━━━━━ Dataset rows ━━━━━

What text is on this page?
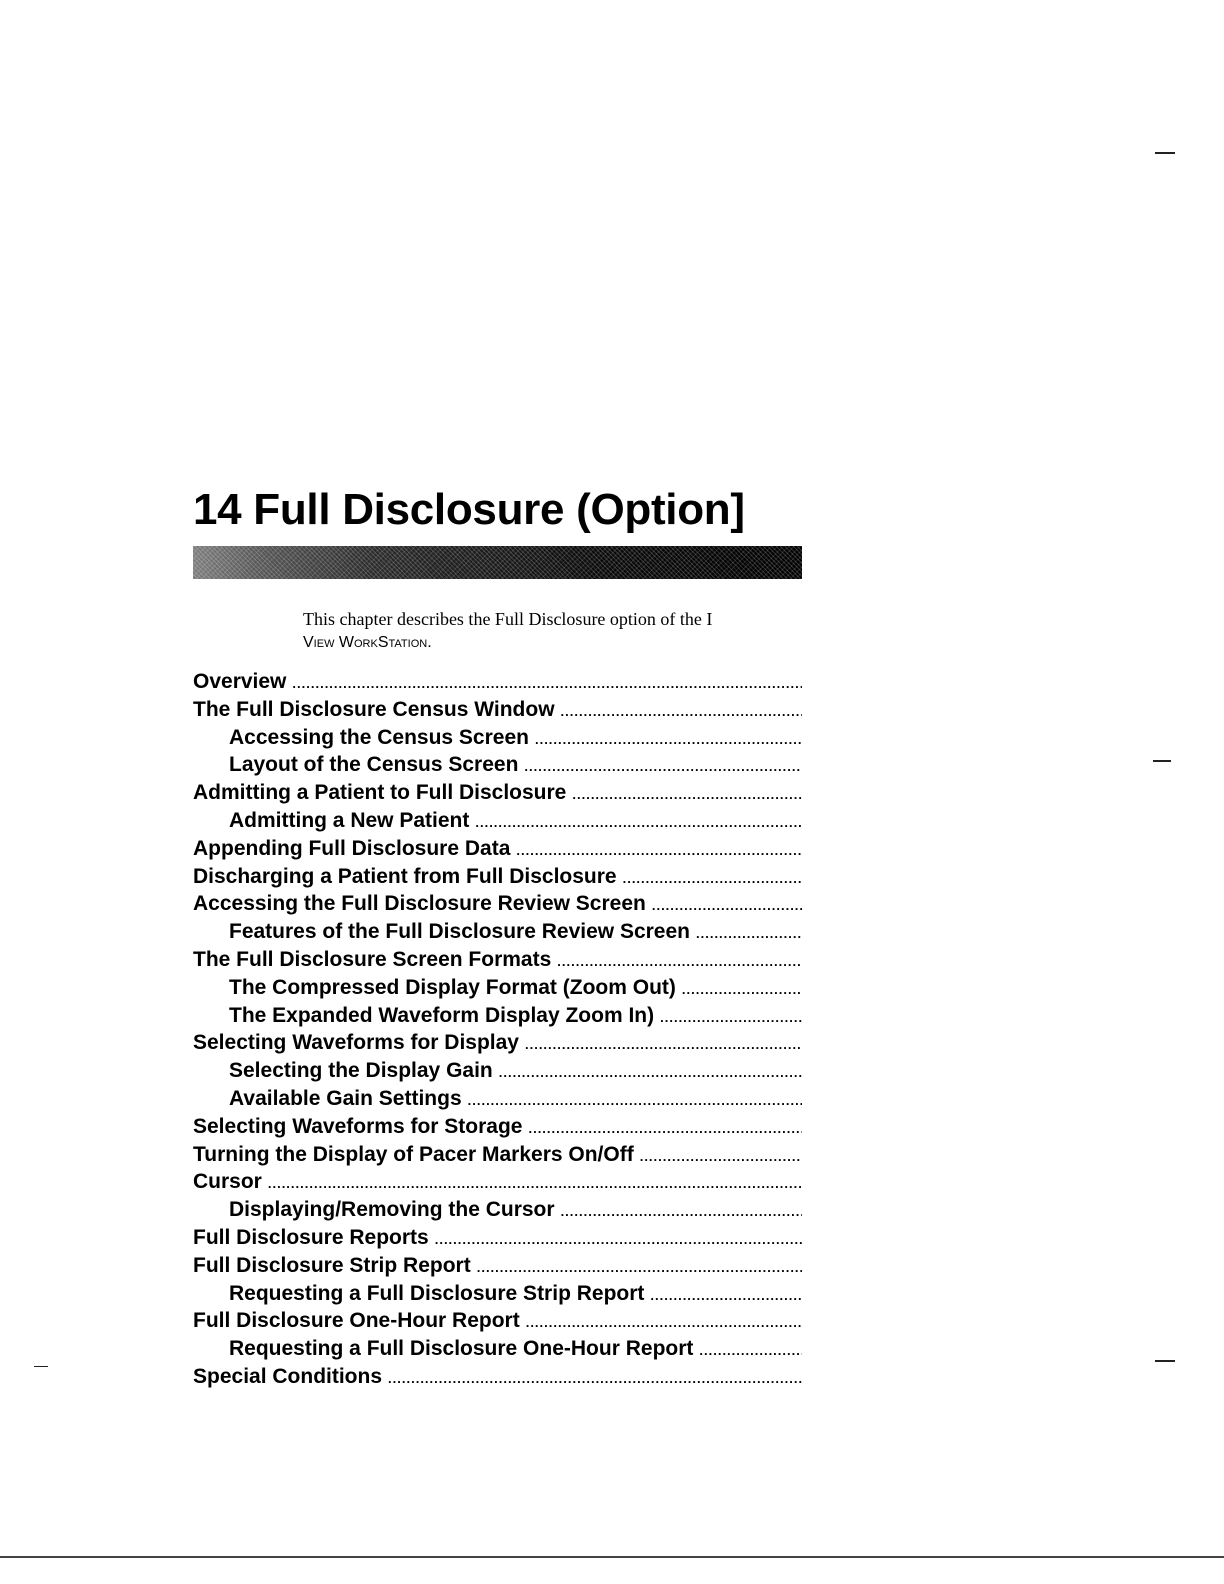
14 Full Disclosure (Option]
This chapter describes the Full Disclosure option of the I
View WorkStation.
Overview
.....
The Full Disclosure Census Window
.....
Accessing the Census Screen
.....
Layout of the Census Screen
.....
Admitting a Patient to Full Disclosure
.....
Admitting a New Patient
.....
Appending Full Disclosure Data
.....
Discharging a Patient from Full Disclosure
.....
Accessing the Full Disclosure Review Screen
.....
Features of the Full Disclosure Review Screen
.....
The Full Disclosure Screen Formats
.....
The Compressed Display Format (Zoom Out)
.....
The Expanded Waveform Display Zoom In)
.....
Selecting Waveforms for Display
.....
Selecting the Display Gain
.....
Available Gain Settings
.....
Selecting Waveforms for Storage
.....
Turning the Display of Pacer Markers On/Off
.....
Cursor
.....
Displaying/Removing the Cursor
.....
Full Disclosure Reports
.....
Full Disclosure Strip Report
.....
Requesting a Full Disclosure Strip Report
.....
Full Disclosure One-Hour Report
.....
Requesting a Full Disclosure One-Hour Report
.....
Special Conditions
.....
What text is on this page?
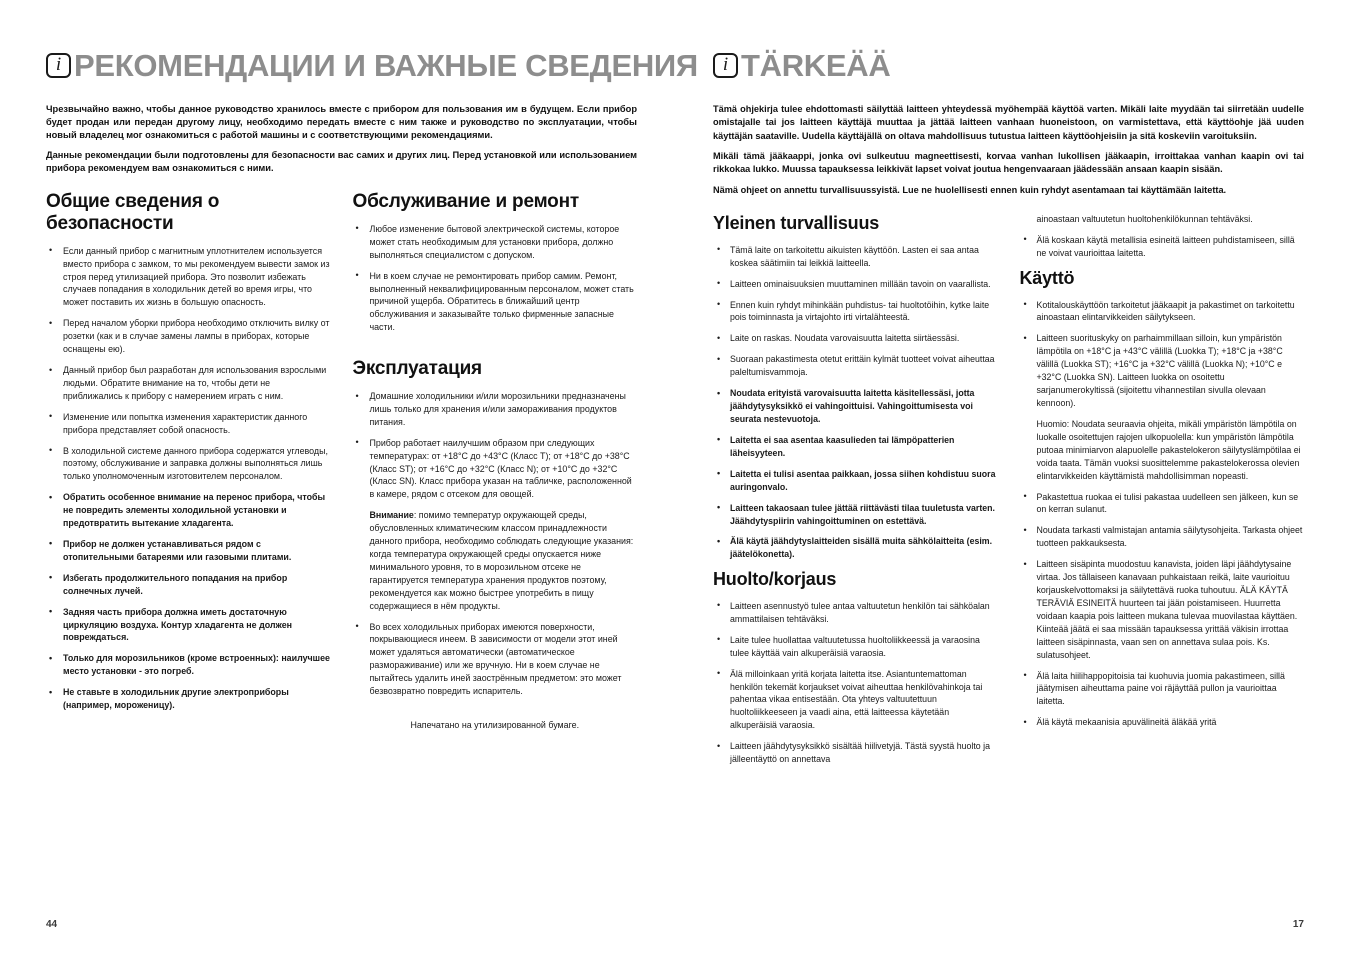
i РЕКОМЕНДАЦИИ И ВАЖНЫЕ СВЕДЕНИЯ
Чрезвычайно важно, чтобы данное руководство хранилось вместе с прибором для пользования им в будущем. Если прибор будет продан или передан другому лицу, необходимо передать вместе с ним также и руководство по эксплуатации, чтобы новый владелец мог ознакомиться с работой машины и с соответствующими рекомендациями.
Данные рекомендации были подготовлены для безопасности вас самих и других лиц. Перед установкой или использованием прибора рекомендуем вам ознакомиться с ними.
Общие сведения о безопасности
• Если данный прибор с магнитным уплотнителем используется вместо прибора с замком, то мы рекомендуем вывести замок из строя перед утилизацией прибора. Это позволит избежать случаев попадания в холодильник детей во время игры, что может поставить их жизнь в большую опасность.
• Перед началом уборки прибора необходимо отключить вилку от розетки (как и в случае замены лампы в приборах, которые оснащены ею).
• Данный прибор был разработан для использования взрослыми людьми. Обратите внимание на то, чтобы дети не приближались к прибору с намерением играть с ним.
• Изменение или попытка изменения характеристик данного прибора представляет собой опасность.
• В холодильной системе данного прибора содержатся углеводы, поэтому, обслуживание и заправка должны выполняться лишь только уполномоченным изготовителем персоналом.
• Обратить особенное внимание на перенос прибора, чтобы не повредить элементы холодильной установки и предотвратить вытекание хладагента.
• Прибор не должен устанавливаться рядом с отопительными батареями или газовыми плитами.
• Избегать продолжительного попадания на прибор солнечных лучей.
• Задняя часть прибора должна иметь достаточную циркуляцию воздуха. Контур хладагента не должен повреждаться.
• Только для морозильников (кроме встроенных): наилучшее место установки - это погреб.
• Не ставьте в холодильник другие электроприборы (например, мороженицу).
Обслуживание и ремонт
• Любое изменение бытовой электрической системы, которое может стать необходимым для установки прибора, должно выполняться специалистом с допуском.
• Ни в коем случае не ремонтировать прибор самим. Ремонт, выполненный неквалифицированным персоналом, может стать причиной ущерба. Обратитесь в ближайший центр обслуживания и заказывайте только фирменные запасные части.
Эксплуатация
• Домашние холодильники и/или морозильники предназначены лишь только для хранения и/или замораживания продуктов питания.
• Прибор работает наилучшим образом при следующих температурах: от +18°C до +43°C (Класс T); от +18°C до +38°C (Класс ST); от +16°C до +32°C (Класс N); от +10°C до +32°C (Класс SN). Класс прибора указан на табличке, расположенной в камере, рядом с отсеком для овощей.
Внимание: помимо температур окружающей среды, обусловленных климатическим классом принадлежности данного прибора, необходимо соблюдать следующие указания: когда температура окружающей среды опускается ниже минимального уровня, то в морозильном отсеке не гарантируется температура хранения продуктов поэтому, рекомендуется как можно быстрее употребить в пищу содержащиеся в нём продукты.
• Во всех холодильных приборах имеются поверхности, покрывающиеся инеем. В зависимости от модели этот иней может удаляться автоматически (автоматическое размораживание) или же вручную. Ни в коем случае не пытайтесь удалить иней заострённым предметом: это может безвозвратно повредить испаритель.
Напечатано на утилизированной бумаге.
44
i TÄRKEÄÄ
Tämä ohjekirja tulee ehdottomasti säilyttää laitteen yhteydessä myöhempää käyttöä varten. Mikäli laite myydään tai siirretään uudelle omistajalle tai jos laitteen käyttäjä muuttaa ja jättää laitteen vanhaan huoneistoon, on varmistettava, että käyttöohje jää uuden käyttäjän saataville. Uudella käyttäjällä on oltava mahdollisuus tutustua laitteen käyttöohjeisiin ja sitä koskeviin varoituksiin.
Mikäli tämä jääkaappi, jonka ovi sulkeutuu magneettisesti, korvaa vanhan lukollisen jääkaapin, irroittakaa vanhan kaapin ovi tai rikkokaa lukko. Muussa tapauksessa leikkivät lapset voivat joutua hengenvaaraan jäädessään ansaan kaapin sisään.
Nämä ohjeet on annettu turvallisuussyistä. Lue ne huolellisesti ennen kuin ryhdyt asentamaan tai käyttämään laitetta.
Yleinen turvallisuus
• Tämä laite on tarkoitettu aikuisten käyttöön. Lasten ei saa antaa koskea säätimiin tai leikkiä laitteella.
• Laitteen ominaisuuksien muuttaminen millään tavoin on vaarallista.
• Ennen kuin ryhdyt mihinkään puhdistus- tai huoltotöihin, kytke laite pois toiminnasta ja virtajohto irti virtalähteestä.
• Laite on raskas. Noudata varovaisuutta laitetta siirtäessäsi.
• Suoraan pakastimesta otetut erittäin kylmät tuotteet voivat aiheuttaa paleltumisvammoja.
• Noudata erityistä varovaisuutta laitetta käsitellessäsi, jotta jäähdytysyksikkö ei vahingoittuisi. Vahingoittumisesta voi seurata nestevuotoja.
• Laitetta ei saa asentaa kaasulieden tai lämpöpatterien läheisyyteen.
• Laitetta ei tulisi asentaa paikkaan, jossa siihen kohdistuu suora auringonvalo.
• Laitteen takaosaan tulee jättää riittävästi tilaa tuuletusta varten. Jäähdytyspiirin vahingoittuminen on estettävä.
• Älä käytä jäähdytyslaitteiden sisällä muita sähkölaitteita (esim. jäätelökonetta).
Huolto/korjaus
• Laitteen asennustyö tulee antaa valtuutetun henkilön tai sähköalan ammattilaisen tehtäväksi.
• Laite tulee huollattaa valtuutetussa huoltoliikkeessä ja varaosina tulee käyttää vain alkuperäisiä varaosia.
• Älä milloinkaan yritä korjata laitetta itse. Asiantuntemattoman henkilön tekemät korjaukset voivat aiheuttaa henkilövahinkoja tai pahentaa vikaa entisestään. Ota yhteys valtuutettuun huoltoliikkeeseen ja vaadi aina, että laitteessa käytetään alkuperäisiä varaosia.
• Laitteen jäähdytysyksikkö sisältää hiilivetyjä. Tästä syystä huolto ja jälleentäyttö on annettava
ainoastaan valtuutetun huoltohenkilökunnan tehtäväksi.
• Älä koskaan käytä metallisia esineitä laitteen puhdistamiseen, sillä ne voivat vaurioittaa laitetta.
Käyttö
• Kotitalouskäyttöön tarkoitetut jääkaapit ja pakastimet on tarkoitettu ainoastaan elintarvikkeiden säilytykseen.
• Laitteen suorituskyky on parhaimmillaan silloin, kun ympäristön lämpötila on +18°C ja +43°C välillä (Luokka T); +18°C ja +38°C välillä (Luokka ST); +16°C ja +32°C välillä (Luokka N); +10°C e +32°C (Luokka SN). Laitteen luokka on osoitettu sarjanumerokyltissä (sijoitettu vihannestilan sivulla olevaan kennoon).
Huomio: Noudata seuraavia ohjeita, mikäli ympäristön lämpötila on luokalle osoitettujen rajojen ulkopuolella: kun ympäristön lämpötila putoaa minimiarvon alapuolelle pakastelokeron säilytyslämpötilaa ei voida taata. Tämän vuoksi suosittelemme pakastelokerossa olevien elintarvikkeiden käyttämistä mahdollisimman nopeasti.
• Pakastettua ruokaa ei tulisi pakastaa uudelleen sen jälkeen, kun se on kerran sulanut.
• Noudata tarkasti valmistajan antamia säilytysohjeita. Tarkasta ohjeet tuotteen pakkauksesta.
• Laitteen sisäpinta muodostuu kanavista, joiden läpi jäähdytysaine virtaa. Jos tällaiseen kanavaan puhkaistaan reikä, laite vaurioituu korjauskelvottomaksi ja säilytettävä ruoka tuhoutuu. ÄLÄ KÄYTÄ TERÄVIÄ ESINEITÄ huurteen tai jään poistamiseen. Huurretta voidaan kaapia pois laitteen mukana tulevaa muovilastaa käyttäen. Kiinteää jäätä ei saa missään tapauksessa yrittää väkisin irrottaa laitteen sisäpinnasta, vaan sen on annettava sulaa pois. Ks. sulatusohjeet.
• Älä laita hiilihappopitoisia tai kuohuvia juomia pakastimeen, sillä jäätymisen aiheuttama paine voi räjäyttää pullon ja vaurioittaa laitetta.
• Älä käytä mekaanisia apuvälineitä äläkää yritä
17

━━━━━

Extract every line containing the string "pois" from the material.

• Ennen kuin ryhdyt mihinkään puhdistus- tai huoltotöihin, kytke laite pois toiminnasta ja virtajohto irti virtalähteestä.
• Laitteen sisäpinta muodostuu kanavista, joiden läpi jäähdytysaine virtaa. Jos tällaiseen kanavaan puhkaistaan reikä, laite vaurioituu korjauskelvottomaksi ja säilytettävä ruoka tuhoutuu. ÄLÄ KÄYTÄ TERÄVIÄ ESINEITÄ huurteen tai jään poistamiseen. Huurretta voidaan kaapia pois laitteen mukana tulevaa muovilastaa käyttäen. Kiinteää jäätä ei saa missään tapauksessa yrittää väkisin irrottaa laitteen sisäpinnasta, vaan sen on annettava sulaa pois. Ks. sulatusohjeet.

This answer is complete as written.